## Provided information
*****
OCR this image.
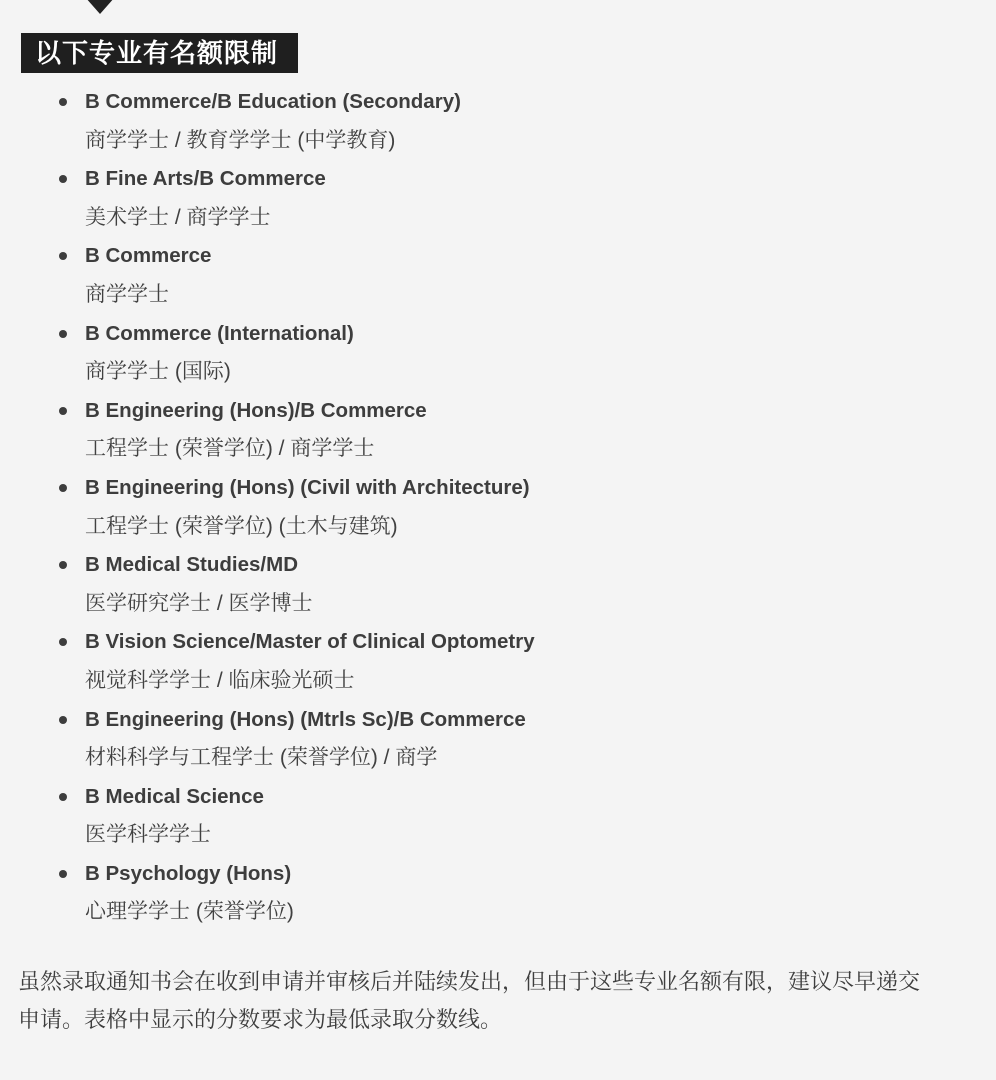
以下专业有名额限制
B Commerce/B Education (Secondary)
商学学士 / 教育学学士 (中学教育)
B Fine Arts/B Commerce
美术学士 / 商学学士
B Commerce
商学学士
B Commerce (International)
商学学士 (国际)
B Engineering (Hons)/B Commerce
工程学士 (荣誉学位) / 商学学士
B Engineering (Hons) (Civil with Architecture)
工程学士 (荣誉学位) (土木与建筑)
B Medical Studies/MD
医学研究学士 / 医学博士
B Vision Science/Master of Clinical Optometry
视觉科学学士 / 临床验光硕士
B Engineering (Hons) (Mtrls Sc)/B Commerce
材料科学与工程学士 (荣誉学位) / 商学
B Medical Science
医学科学学士
B Psychology (Hons)
心理学学士 (荣誉学位)

虽然录取通知书会在收到申请并审核后并陆续发出，但由于这些专业名额有限，建议尽早递交申请。表格中显示的分数要求为最低录取分数线。
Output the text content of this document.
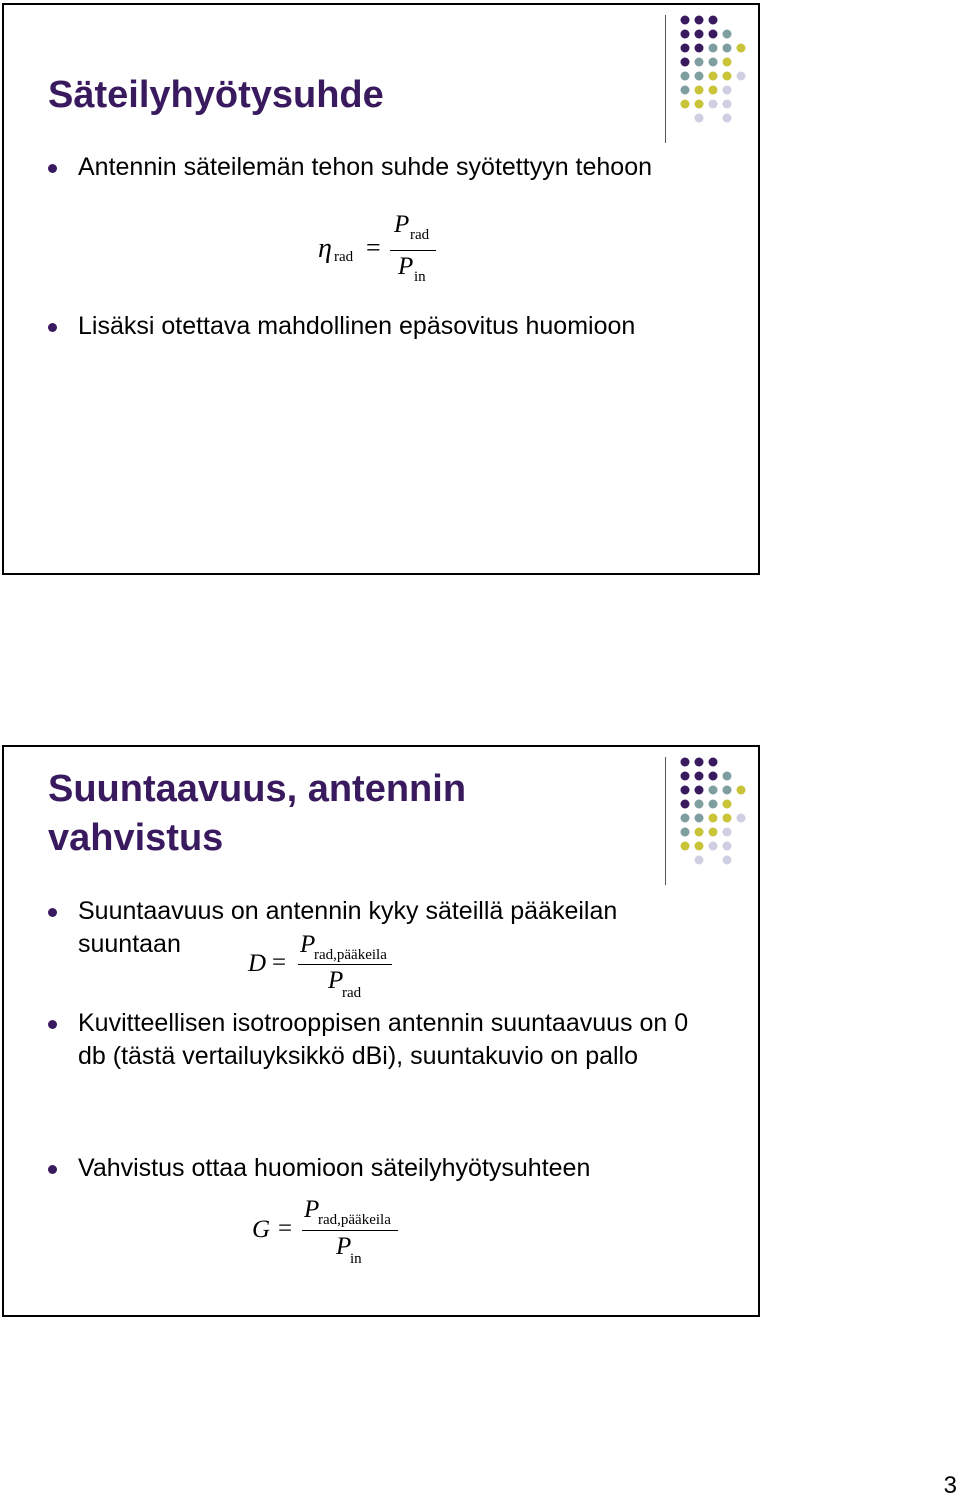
Säteilyhyötysuhde
Antennin säteilemän tehon suhde syötettyyn tehoon
η rad =
P rad
P in
Lisäksi otettava mahdollinen epäsovitus huomioon
Suuntaavuus, antennin
vahvistus
Suuntaavuus on antennin kyky säteillä pääkeilan
suuntaan
D =
P
rad,pääkeila
P
rad
Kuvitteellisen isotrooppisen antennin suuntaavuus on 0 db (tästä vertailuyksikkö dBi), suuntakuvio on pallo
Vahvistus ottaa huomioon säteilyhyötysuhteen
G =
P
rad,pääkeila
P
in
3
*****
## Request
Set down, unchanged, only the lines running from the line with "Output the text content of this document." to the last line, including both. Pictures stay out of the copy.

## Expected output
Output the text content of this document.
Säteilyhyötysuhde
Antennin säteilemän tehon suhde syötettyyn tehoon
η rad =
P rad
P in
Lisäksi otettava mahdollinen epäsovitus huomioon
Suuntaavuus, antennin
vahvistus
Suuntaavuus on antennin kyky säteillä pääkeilan
suuntaan
D =
P
rad,pääkeila
P
rad
Kuvitteellisen isotrooppisen antennin suuntaavuus on 0 db (tästä vertailuyksikkö dBi), suuntakuvio on pallo
Vahvistus ottaa huomioon säteilyhyötysuhteen
G =
P
rad,pääkeila
P
in
3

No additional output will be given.